> **What is required**: Every record should be written out exactly, please.

> **Records provided**:

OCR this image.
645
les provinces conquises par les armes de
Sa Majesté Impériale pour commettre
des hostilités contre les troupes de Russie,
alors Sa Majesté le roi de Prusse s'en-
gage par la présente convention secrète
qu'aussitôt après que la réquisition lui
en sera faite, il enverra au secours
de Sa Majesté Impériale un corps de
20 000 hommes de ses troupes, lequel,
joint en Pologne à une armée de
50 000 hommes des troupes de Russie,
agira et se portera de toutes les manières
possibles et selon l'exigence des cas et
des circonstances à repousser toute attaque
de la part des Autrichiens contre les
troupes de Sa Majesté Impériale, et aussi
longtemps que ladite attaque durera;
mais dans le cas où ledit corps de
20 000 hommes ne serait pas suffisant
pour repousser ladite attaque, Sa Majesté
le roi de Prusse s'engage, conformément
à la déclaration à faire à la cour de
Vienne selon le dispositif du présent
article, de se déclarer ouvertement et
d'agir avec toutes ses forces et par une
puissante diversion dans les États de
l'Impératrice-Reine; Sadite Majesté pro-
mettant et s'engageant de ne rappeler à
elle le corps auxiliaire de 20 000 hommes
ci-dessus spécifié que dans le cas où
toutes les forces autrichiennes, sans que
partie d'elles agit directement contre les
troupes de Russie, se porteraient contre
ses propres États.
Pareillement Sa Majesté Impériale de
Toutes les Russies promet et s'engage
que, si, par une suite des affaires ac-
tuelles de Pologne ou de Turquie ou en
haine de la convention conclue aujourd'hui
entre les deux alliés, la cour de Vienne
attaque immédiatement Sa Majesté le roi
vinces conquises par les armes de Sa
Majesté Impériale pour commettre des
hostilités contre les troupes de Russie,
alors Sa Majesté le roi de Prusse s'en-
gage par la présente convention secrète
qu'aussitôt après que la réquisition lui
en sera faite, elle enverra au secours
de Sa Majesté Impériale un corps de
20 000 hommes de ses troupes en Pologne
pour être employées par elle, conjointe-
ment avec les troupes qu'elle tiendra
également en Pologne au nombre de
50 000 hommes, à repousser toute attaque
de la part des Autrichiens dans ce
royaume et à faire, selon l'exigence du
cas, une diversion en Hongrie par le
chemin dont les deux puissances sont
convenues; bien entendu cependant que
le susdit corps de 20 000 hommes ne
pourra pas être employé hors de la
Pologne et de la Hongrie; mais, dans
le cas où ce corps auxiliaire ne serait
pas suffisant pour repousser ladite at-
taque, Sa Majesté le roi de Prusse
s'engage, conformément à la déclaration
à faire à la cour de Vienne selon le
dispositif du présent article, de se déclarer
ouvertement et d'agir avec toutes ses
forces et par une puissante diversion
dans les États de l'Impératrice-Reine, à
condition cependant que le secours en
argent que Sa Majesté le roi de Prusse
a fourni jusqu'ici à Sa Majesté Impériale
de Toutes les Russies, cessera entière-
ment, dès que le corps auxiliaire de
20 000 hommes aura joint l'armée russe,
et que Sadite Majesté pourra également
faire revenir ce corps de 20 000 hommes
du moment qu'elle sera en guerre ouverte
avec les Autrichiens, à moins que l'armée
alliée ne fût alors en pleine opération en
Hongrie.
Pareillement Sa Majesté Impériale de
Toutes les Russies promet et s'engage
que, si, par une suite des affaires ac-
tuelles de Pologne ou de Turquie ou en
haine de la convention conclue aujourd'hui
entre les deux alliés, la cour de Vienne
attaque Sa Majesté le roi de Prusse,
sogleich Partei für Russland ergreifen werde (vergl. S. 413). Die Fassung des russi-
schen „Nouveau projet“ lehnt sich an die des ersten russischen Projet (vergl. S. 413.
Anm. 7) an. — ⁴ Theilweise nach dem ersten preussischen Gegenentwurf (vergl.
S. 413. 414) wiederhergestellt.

> **Complete response**:
OCR this image.
645
les provinces conquises par les armes de
Sa Majesté Impériale pour commettre
des hostilités contre les troupes de Russie,
alors Sa Majesté le roi de Prusse s'en-
gage par la présente convention secrète
qu'aussitôt après que la réquisition lui
en sera faite, il enverra au secours
de Sa Majesté Impériale un corps de
20 000 hommes de ses troupes, lequel,
joint en Pologne à une armée de
50 000 hommes des troupes de Russie,
agira et se portera de toutes les manières
possibles et selon l'exigence des cas et
des circonstances à repousser toute attaque
de la part des Autrichiens contre les
troupes de Sa Majesté Impériale, et aussi
longtemps que ladite attaque durera;
mais dans le cas où ledit corps de
20 000 hommes ne serait pas suffisant
pour repousser ladite attaque, Sa Majesté
le roi de Prusse s'engage, conformément
à la déclaration à faire à la cour de
Vienne selon le dispositif du présent
article, de se déclarer ouvertement et
d'agir avec toutes ses forces et par une
puissante diversion dans les États de
l'Impératrice-Reine; Sadite Majesté pro-
mettant et s'engageant de ne rappeler à
elle le corps auxiliaire de 20 000 hommes
ci-dessus spécifié que dans le cas où
toutes les forces autrichiennes, sans que
partie d'elles agit directement contre les
troupes de Russie, se porteraient contre
ses propres États.
Pareillement Sa Majesté Impériale de
Toutes les Russies promet et s'engage
que, si, par une suite des affaires ac-
tuelles de Pologne ou de Turquie ou en
haine de la convention conclue aujourd'hui
entre les deux alliés, la cour de Vienne
attaque immédiatement Sa Majesté le roi
vinces conquises par les armes de Sa
Majesté Impériale pour commettre des
hostilités contre les troupes de Russie,
alors Sa Majesté le roi de Prusse s'en-
gage par la présente convention secrète
qu'aussitôt après que la réquisition lui
en sera faite, elle enverra au secours
de Sa Majesté Impériale un corps de
20 000 hommes de ses troupes en Pologne
pour être employées par elle, conjointe-
ment avec les troupes qu'elle tiendra
également en Pologne au nombre de
50 000 hommes, à repousser toute attaque
de la part des Autrichiens dans ce
royaume et à faire, selon l'exigence du
cas, une diversion en Hongrie par le
chemin dont les deux puissances sont
convenues; bien entendu cependant que
le susdit corps de 20 000 hommes ne
pourra pas être employé hors de la
Pologne et de la Hongrie; mais, dans
le cas où ce corps auxiliaire ne serait
pas suffisant pour repousser ladite at-
taque, Sa Majesté le roi de Prusse
s'engage, conformément à la déclaration
à faire à la cour de Vienne selon le
dispositif du présent article, de se déclarer
ouvertement et d'agir avec toutes ses
forces et par une puissante diversion
dans les États de l'Impératrice-Reine, à
condition cependant que le secours en
argent que Sa Majesté le roi de Prusse
a fourni jusqu'ici à Sa Majesté Impériale
de Toutes les Russies, cessera entière-
ment, dès que le corps auxiliaire de
20 000 hommes aura joint l'armée russe,
et que Sadite Majesté pourra également
faire revenir ce corps de 20 000 hommes
du moment qu'elle sera en guerre ouverte
avec les Autrichiens, à moins que l'armée
alliée ne fût alors en pleine opération en
Hongrie.
Pareillement Sa Majesté Impériale de
Toutes les Russies promet et s'engage
que, si, par une suite des affaires ac-
tuelles de Pologne ou de Turquie ou en
haine de la convention conclue aujourd'hui
entre les deux alliés, la cour de Vienne
attaque Sa Majesté le roi de Prusse,
sogleich Partei für Russland ergreifen werde (vergl. S. 413). Die Fassung des russi-
schen „Nouveau projet“ lehnt sich an die des ersten russischen Projet (vergl. S. 413.
Anm. 7) an. — ⁴ Theilweise nach dem ersten preussischen Gegenentwurf (vergl.
S. 413. 414) wiederhergestellt.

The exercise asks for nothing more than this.